What you need to do
Identify the lines containing the word "content". Copy each one.

Extracted records
********

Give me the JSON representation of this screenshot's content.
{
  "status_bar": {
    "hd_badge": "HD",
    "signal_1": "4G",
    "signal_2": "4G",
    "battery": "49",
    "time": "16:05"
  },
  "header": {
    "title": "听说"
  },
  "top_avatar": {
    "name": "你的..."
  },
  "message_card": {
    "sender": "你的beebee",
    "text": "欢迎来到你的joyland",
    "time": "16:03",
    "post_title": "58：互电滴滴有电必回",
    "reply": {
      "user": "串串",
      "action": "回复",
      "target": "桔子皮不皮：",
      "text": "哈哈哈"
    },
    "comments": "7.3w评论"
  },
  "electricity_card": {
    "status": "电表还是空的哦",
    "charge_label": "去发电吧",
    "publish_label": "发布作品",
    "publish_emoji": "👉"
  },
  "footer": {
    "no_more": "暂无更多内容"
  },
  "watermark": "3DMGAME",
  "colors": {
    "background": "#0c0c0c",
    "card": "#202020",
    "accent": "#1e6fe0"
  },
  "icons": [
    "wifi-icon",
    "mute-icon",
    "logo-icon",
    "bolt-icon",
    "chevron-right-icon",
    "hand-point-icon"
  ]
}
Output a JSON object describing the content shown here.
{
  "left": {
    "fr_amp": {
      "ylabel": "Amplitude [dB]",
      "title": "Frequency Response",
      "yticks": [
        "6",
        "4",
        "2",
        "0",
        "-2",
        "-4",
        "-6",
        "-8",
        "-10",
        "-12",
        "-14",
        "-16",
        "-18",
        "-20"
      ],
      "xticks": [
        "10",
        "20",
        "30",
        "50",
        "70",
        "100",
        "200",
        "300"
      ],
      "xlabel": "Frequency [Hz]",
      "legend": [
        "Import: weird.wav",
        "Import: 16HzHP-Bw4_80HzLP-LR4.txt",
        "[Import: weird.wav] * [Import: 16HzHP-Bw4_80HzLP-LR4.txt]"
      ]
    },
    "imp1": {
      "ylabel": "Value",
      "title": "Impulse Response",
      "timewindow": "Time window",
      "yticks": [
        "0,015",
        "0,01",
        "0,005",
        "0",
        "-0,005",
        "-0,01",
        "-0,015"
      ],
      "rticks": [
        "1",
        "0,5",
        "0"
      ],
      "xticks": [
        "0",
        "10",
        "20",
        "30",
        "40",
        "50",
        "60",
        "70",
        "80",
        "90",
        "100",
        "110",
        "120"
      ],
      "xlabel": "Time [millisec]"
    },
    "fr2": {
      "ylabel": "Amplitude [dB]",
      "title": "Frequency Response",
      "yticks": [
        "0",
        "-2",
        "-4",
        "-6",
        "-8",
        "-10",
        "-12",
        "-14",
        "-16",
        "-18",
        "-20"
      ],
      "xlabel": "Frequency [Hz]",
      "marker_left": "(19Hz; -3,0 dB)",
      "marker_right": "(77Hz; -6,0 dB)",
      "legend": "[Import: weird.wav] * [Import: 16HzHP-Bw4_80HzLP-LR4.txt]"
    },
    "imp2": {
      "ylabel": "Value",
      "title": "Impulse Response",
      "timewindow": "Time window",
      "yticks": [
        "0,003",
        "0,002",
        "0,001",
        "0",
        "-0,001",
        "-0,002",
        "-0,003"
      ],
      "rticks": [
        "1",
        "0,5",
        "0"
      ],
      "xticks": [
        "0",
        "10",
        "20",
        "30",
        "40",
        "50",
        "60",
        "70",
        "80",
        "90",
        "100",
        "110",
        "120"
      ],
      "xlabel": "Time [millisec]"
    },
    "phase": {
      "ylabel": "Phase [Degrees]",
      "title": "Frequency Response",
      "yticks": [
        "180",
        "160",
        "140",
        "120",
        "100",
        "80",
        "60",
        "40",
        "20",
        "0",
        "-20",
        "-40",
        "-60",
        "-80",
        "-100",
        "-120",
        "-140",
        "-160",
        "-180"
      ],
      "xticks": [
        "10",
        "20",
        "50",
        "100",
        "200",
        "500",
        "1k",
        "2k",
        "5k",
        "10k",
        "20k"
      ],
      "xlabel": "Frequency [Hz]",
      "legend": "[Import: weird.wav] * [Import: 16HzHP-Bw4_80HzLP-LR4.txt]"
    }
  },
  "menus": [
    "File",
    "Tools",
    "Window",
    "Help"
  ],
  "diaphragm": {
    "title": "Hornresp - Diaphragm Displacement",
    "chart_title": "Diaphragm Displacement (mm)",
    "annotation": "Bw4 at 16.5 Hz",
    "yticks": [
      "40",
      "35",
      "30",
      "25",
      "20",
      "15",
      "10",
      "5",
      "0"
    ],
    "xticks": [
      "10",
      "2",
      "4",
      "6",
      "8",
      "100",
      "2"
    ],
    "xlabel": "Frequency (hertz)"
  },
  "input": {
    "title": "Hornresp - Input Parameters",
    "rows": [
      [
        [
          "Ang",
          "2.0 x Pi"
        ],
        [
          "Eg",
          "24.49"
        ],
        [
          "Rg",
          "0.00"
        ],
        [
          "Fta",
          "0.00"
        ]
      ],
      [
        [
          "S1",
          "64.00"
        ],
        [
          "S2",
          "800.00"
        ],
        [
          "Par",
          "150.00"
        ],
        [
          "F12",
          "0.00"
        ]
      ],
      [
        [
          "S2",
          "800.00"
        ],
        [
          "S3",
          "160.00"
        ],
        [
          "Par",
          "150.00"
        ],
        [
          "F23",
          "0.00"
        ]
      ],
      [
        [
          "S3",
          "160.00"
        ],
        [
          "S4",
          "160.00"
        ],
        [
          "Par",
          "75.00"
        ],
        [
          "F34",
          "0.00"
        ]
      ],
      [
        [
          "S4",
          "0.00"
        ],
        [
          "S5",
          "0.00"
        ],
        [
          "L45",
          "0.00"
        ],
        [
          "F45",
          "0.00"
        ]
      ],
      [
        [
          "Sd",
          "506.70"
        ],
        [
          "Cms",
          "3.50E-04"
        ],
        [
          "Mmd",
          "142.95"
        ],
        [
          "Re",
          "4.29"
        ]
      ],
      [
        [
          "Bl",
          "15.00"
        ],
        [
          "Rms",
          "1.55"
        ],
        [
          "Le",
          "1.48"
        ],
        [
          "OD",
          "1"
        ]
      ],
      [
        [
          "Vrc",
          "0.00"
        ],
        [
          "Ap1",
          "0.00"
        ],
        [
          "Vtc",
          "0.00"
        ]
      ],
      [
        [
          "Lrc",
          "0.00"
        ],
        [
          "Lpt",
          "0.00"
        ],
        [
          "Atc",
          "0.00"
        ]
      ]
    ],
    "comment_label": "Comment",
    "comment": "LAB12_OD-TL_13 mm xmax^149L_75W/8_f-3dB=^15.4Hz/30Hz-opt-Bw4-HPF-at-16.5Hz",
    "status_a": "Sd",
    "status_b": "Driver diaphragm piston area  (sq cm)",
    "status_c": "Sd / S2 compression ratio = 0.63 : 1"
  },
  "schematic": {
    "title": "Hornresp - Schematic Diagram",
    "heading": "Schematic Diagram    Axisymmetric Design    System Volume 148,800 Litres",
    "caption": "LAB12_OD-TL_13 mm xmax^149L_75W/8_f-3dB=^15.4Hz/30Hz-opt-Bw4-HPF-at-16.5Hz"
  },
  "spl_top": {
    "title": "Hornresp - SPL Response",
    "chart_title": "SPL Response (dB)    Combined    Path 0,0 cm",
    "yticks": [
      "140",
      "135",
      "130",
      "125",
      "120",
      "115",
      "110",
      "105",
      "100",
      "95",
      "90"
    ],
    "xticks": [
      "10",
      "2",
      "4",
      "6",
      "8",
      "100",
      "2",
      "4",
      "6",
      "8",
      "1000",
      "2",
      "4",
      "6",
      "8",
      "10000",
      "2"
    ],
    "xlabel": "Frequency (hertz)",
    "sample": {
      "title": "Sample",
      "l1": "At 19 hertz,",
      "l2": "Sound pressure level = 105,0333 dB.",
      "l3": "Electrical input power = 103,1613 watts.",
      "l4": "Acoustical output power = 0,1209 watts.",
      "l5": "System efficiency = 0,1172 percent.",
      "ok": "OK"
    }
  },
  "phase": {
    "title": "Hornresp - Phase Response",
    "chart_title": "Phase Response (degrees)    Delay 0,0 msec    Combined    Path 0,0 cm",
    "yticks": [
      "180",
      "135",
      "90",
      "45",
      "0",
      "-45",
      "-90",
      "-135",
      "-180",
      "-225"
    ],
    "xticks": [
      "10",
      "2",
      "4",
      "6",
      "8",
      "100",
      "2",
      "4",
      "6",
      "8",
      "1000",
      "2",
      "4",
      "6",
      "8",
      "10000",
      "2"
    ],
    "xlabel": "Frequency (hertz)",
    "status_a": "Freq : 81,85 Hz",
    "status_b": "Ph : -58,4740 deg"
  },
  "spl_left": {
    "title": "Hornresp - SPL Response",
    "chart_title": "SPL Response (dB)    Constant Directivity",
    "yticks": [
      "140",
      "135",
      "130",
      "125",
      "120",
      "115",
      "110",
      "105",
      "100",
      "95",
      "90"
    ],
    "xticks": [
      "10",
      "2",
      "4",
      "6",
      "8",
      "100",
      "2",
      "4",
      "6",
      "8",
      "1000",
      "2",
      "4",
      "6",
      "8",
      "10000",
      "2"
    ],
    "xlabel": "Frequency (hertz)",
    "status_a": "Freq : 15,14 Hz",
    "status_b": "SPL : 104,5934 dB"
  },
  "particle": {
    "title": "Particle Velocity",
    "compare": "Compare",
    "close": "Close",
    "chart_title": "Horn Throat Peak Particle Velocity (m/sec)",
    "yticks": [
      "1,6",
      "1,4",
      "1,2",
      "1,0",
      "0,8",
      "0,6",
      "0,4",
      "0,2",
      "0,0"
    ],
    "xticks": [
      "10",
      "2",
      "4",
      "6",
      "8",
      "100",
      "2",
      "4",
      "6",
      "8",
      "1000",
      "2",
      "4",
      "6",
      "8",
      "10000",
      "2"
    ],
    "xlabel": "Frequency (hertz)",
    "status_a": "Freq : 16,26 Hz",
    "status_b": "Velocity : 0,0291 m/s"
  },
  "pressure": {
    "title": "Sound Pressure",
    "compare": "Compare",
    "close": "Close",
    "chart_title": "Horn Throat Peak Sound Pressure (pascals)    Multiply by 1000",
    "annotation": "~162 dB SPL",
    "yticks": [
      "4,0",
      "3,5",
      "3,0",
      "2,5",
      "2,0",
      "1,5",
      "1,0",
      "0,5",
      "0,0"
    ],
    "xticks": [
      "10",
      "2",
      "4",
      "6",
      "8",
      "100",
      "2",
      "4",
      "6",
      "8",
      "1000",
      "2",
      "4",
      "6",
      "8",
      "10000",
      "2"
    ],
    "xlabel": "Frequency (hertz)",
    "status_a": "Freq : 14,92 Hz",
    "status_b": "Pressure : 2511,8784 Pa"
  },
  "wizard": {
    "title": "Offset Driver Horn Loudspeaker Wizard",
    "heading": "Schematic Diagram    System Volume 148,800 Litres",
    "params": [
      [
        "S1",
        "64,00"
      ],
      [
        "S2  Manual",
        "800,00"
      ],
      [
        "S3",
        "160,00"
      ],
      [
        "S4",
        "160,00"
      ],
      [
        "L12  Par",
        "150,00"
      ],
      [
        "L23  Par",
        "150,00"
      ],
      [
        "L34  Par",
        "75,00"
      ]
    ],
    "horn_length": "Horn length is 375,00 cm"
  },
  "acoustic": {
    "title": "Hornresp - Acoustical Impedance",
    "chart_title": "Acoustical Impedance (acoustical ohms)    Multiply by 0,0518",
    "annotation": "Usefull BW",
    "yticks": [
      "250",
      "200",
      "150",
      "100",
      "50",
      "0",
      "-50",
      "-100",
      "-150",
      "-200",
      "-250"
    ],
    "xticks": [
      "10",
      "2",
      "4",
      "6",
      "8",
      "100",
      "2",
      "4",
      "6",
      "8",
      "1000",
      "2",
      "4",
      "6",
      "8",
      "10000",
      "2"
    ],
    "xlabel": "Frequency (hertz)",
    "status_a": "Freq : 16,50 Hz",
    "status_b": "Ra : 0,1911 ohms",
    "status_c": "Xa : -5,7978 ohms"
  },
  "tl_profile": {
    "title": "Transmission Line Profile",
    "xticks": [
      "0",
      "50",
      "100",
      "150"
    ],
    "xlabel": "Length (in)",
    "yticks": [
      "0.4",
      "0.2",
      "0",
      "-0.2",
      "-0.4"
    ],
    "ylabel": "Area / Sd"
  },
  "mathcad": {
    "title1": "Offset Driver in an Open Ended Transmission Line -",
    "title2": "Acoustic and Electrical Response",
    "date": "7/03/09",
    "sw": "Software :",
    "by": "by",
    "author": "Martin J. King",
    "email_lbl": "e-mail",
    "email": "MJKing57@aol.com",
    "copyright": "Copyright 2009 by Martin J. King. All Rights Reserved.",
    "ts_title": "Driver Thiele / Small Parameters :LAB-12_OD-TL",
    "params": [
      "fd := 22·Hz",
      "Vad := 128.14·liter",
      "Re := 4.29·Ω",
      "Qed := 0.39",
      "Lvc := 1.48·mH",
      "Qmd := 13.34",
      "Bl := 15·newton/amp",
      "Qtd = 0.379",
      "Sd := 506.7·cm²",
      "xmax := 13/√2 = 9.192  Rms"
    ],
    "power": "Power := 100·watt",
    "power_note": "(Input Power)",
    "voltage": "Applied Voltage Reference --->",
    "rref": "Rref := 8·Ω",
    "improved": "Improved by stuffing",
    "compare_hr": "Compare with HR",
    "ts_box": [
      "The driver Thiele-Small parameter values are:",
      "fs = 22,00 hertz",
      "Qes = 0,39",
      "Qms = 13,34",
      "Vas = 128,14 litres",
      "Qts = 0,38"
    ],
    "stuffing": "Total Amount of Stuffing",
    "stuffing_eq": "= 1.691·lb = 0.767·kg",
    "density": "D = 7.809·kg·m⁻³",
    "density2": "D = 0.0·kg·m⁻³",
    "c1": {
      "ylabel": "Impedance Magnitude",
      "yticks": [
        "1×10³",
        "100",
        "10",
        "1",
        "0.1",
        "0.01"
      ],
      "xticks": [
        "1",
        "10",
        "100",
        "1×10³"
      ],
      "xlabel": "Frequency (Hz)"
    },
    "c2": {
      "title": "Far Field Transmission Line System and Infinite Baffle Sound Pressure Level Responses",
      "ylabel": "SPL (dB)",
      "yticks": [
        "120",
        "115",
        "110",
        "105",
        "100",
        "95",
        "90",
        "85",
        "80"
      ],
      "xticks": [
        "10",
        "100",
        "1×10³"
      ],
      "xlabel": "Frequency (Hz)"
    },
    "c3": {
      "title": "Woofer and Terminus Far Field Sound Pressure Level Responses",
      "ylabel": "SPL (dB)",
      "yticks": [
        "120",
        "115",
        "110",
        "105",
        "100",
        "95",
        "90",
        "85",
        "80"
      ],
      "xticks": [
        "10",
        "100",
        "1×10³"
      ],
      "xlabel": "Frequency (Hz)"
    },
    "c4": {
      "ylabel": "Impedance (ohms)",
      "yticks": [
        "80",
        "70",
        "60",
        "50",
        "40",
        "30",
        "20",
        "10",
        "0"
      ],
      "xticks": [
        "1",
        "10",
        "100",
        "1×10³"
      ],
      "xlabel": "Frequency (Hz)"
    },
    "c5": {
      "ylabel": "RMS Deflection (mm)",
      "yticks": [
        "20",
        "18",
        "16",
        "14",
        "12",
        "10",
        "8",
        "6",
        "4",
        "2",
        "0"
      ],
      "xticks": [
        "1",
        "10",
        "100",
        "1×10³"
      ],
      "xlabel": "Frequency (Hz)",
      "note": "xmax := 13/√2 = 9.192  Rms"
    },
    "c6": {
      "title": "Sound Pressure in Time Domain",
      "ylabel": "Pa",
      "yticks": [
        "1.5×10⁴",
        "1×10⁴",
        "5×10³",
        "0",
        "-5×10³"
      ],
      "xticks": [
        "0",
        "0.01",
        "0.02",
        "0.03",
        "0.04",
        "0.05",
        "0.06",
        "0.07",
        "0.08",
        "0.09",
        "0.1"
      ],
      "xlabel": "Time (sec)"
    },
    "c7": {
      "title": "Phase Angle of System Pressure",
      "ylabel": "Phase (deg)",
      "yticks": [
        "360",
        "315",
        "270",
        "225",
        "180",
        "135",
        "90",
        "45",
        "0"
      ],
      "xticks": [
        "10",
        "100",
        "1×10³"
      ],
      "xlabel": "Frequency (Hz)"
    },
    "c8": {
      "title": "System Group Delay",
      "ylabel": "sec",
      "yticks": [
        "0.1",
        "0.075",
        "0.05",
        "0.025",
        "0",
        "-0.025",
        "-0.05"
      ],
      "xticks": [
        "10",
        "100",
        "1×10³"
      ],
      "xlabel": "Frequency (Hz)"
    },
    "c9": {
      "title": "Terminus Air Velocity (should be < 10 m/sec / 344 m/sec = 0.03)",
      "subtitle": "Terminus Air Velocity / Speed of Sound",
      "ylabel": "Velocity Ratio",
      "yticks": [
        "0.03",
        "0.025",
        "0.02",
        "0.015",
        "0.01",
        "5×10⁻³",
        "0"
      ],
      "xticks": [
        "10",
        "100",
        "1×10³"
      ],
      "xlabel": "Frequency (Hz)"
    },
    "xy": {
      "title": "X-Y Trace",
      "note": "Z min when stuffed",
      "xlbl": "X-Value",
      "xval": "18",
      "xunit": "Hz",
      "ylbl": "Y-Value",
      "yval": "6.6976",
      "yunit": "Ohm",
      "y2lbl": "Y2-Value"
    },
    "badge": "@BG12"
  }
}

********

Result of the task
Give me the JSON representation of this screenshot's content.
Output a JSON object describing the content shown here.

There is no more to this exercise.